Stated task: Pick out each line of the data that contains the word "Ready" and copy it in full.

Data for this task:
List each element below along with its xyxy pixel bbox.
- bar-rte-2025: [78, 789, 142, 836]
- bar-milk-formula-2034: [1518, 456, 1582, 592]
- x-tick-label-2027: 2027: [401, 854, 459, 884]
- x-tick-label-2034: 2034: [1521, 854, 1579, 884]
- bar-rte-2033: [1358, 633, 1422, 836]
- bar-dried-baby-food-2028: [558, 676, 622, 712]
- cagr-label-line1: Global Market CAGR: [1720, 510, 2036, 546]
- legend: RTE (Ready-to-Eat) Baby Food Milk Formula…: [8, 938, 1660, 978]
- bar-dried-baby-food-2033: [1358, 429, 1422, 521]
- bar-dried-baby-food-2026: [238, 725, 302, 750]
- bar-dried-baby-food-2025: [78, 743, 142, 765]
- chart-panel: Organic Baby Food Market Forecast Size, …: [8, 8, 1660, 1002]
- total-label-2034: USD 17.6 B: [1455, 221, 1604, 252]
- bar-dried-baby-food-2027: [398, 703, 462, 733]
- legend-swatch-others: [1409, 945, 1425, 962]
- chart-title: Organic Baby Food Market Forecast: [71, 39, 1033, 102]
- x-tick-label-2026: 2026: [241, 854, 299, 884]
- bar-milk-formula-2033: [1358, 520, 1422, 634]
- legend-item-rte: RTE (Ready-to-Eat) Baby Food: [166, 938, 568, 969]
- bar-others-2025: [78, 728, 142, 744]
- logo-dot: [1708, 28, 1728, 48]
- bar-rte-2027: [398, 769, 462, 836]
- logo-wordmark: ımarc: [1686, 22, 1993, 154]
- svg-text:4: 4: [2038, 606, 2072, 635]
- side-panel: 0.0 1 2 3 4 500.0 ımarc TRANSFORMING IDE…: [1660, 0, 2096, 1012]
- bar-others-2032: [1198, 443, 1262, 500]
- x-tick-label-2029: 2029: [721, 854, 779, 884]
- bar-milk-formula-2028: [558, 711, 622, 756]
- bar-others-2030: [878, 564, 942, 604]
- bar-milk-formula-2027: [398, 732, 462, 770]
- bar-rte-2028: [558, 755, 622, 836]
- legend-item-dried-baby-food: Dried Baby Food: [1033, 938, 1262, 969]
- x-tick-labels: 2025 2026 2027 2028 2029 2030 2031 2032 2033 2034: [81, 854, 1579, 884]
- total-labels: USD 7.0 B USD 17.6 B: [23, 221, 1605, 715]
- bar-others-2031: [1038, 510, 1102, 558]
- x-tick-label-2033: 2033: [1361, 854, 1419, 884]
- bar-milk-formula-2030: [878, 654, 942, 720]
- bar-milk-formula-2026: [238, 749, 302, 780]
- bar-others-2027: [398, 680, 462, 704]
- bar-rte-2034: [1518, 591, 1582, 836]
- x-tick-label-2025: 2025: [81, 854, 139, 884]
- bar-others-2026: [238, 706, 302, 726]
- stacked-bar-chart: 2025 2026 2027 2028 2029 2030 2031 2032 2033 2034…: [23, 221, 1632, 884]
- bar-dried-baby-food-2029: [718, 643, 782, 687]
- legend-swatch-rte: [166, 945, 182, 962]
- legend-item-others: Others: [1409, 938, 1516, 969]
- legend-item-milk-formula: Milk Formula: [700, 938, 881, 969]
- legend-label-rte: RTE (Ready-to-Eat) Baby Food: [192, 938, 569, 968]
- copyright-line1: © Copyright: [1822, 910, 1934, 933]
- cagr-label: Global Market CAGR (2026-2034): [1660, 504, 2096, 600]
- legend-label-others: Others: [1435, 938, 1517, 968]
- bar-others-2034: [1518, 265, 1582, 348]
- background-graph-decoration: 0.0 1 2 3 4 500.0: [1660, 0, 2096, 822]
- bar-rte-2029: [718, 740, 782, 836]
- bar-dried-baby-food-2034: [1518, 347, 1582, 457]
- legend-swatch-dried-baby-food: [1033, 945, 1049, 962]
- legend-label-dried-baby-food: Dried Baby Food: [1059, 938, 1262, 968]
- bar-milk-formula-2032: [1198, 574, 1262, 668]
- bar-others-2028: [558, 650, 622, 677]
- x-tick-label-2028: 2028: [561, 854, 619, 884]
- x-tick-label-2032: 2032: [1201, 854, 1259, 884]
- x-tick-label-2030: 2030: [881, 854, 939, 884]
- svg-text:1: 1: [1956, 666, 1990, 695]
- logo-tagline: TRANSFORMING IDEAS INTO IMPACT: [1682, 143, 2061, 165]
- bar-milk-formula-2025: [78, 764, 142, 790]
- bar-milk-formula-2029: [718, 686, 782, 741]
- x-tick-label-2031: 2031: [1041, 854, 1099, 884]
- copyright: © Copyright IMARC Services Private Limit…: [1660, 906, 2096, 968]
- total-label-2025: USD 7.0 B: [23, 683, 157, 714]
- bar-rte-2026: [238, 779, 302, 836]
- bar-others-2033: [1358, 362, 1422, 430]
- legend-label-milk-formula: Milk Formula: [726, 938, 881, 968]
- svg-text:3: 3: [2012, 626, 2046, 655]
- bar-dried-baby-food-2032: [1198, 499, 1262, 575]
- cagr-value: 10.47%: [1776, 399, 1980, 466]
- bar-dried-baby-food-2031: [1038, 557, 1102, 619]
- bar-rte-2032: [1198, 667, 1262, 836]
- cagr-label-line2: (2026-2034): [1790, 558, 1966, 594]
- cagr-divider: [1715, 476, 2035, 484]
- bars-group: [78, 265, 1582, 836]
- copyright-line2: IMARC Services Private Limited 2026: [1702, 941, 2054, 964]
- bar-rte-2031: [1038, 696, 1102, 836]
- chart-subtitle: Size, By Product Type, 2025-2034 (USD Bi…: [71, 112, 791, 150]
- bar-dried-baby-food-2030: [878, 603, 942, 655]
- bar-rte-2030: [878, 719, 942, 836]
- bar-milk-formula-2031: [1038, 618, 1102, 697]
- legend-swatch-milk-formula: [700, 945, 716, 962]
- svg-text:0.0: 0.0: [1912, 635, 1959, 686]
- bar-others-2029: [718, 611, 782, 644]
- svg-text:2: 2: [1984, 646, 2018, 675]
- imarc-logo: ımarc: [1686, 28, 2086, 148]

Task result:
- legend: RTE (Ready-to-Eat) Baby Food Milk Formula…: [8, 938, 1660, 978]
- legend-item-rte: RTE (Ready-to-Eat) Baby Food: [166, 938, 568, 969]
- legend-label-rte: RTE (Ready-to-Eat) Baby Food: [192, 938, 569, 968]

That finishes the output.